■ **Request**:
Without the pictures, copy all the entries below exactly.

■ **Supplied entries**:
------------------------------
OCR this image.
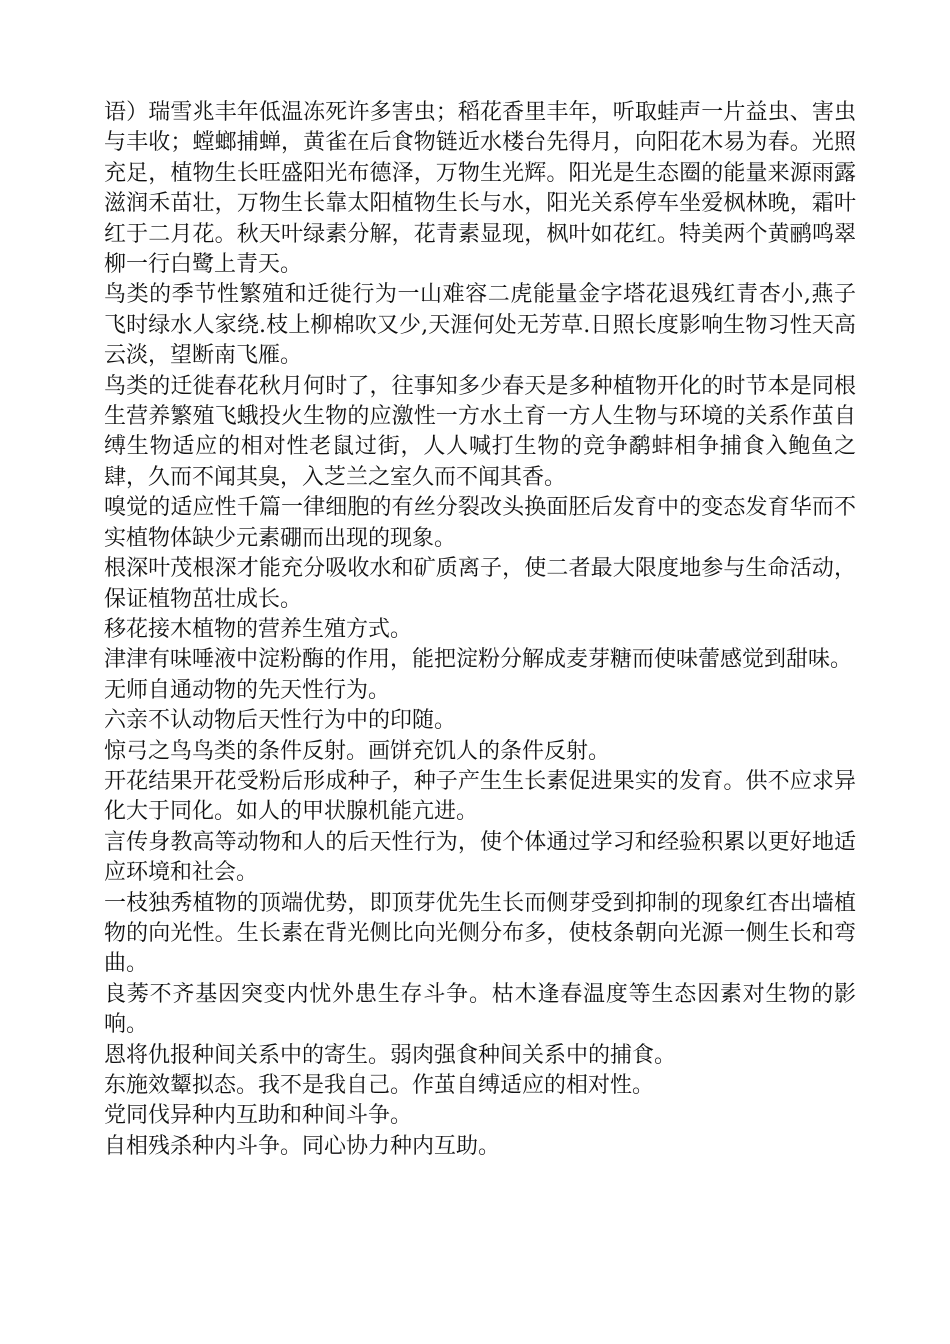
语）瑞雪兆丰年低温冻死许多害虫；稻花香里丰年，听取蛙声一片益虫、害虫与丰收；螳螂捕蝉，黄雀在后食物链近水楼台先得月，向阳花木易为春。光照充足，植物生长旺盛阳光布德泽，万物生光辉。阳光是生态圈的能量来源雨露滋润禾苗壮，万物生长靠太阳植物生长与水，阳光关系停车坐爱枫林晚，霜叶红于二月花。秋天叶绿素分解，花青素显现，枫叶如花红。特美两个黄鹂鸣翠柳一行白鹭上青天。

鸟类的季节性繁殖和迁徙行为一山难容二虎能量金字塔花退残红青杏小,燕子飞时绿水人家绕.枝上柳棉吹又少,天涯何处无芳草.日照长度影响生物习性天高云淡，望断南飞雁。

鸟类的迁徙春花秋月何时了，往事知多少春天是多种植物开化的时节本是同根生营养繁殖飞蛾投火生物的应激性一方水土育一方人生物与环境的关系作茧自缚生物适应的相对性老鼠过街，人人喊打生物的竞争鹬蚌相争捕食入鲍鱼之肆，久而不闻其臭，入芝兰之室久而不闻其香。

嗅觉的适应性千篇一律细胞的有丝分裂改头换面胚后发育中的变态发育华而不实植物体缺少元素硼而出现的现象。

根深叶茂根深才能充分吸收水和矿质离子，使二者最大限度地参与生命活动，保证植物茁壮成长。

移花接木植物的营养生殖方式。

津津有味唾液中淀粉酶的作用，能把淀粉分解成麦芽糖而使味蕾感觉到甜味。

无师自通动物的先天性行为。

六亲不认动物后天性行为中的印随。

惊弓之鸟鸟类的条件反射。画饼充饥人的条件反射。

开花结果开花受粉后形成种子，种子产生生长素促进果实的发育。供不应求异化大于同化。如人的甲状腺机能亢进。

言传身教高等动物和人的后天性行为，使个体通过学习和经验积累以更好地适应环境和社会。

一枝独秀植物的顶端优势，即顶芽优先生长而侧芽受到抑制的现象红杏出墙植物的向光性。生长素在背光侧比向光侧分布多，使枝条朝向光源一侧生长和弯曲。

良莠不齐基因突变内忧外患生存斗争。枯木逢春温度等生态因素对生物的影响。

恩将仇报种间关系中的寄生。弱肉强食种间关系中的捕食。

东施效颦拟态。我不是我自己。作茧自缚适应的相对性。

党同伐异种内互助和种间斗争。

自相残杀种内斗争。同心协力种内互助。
------------------------------
■ **Response below**:
OCR this image.
语）瑞雪兆丰年低温冻死许多害虫；稻花香里丰年，听取蛙声一片益虫、害虫与丰收；螳螂捕蝉，黄雀在后食物链近水楼台先得月，向阳花木易为春。光照充足，植物生长旺盛阳光布德泽，万物生光辉。阳光是生态圈的能量来源雨露滋润禾苗壮，万物生长靠太阳植物生长与水，阳光关系停车坐爱枫林晚，霜叶红于二月花。秋天叶绿素分解，花青素显现，枫叶如花红。特美两个黄鹂鸣翠柳一行白鹭上青天。

鸟类的季节性繁殖和迁徙行为一山难容二虎能量金字塔花退残红青杏小,燕子飞时绿水人家绕.枝上柳棉吹又少,天涯何处无芳草.日照长度影响生物习性天高云淡，望断南飞雁。

鸟类的迁徙春花秋月何时了，往事知多少春天是多种植物开化的时节本是同根生营养繁殖飞蛾投火生物的应激性一方水土育一方人生物与环境的关系作茧自缚生物适应的相对性老鼠过街，人人喊打生物的竞争鹬蚌相争捕食入鲍鱼之肆，久而不闻其臭，入芝兰之室久而不闻其香。

嗅觉的适应性千篇一律细胞的有丝分裂改头换面胚后发育中的变态发育华而不实植物体缺少元素硼而出现的现象。

根深叶茂根深才能充分吸收水和矿质离子，使二者最大限度地参与生命活动，保证植物茁壮成长。

移花接木植物的营养生殖方式。

津津有味唾液中淀粉酶的作用，能把淀粉分解成麦芽糖而使味蕾感觉到甜味。

无师自通动物的先天性行为。

六亲不认动物后天性行为中的印随。

惊弓之鸟鸟类的条件反射。画饼充饥人的条件反射。

开花结果开花受粉后形成种子，种子产生生长素促进果实的发育。供不应求异化大于同化。如人的甲状腺机能亢进。

言传身教高等动物和人的后天性行为，使个体通过学习和经验积累以更好地适应环境和社会。

一枝独秀植物的顶端优势，即顶芽优先生长而侧芽受到抑制的现象红杏出墙植物的向光性。生长素在背光侧比向光侧分布多，使枝条朝向光源一侧生长和弯曲。

良莠不齐基因突变内忧外患生存斗争。枯木逢春温度等生态因素对生物的影响。

恩将仇报种间关系中的寄生。弱肉强食种间关系中的捕食。

东施效颦拟态。我不是我自己。作茧自缚适应的相对性。

党同伐异种内互助和种间斗争。

自相残杀种内斗争。同心协力种内互助。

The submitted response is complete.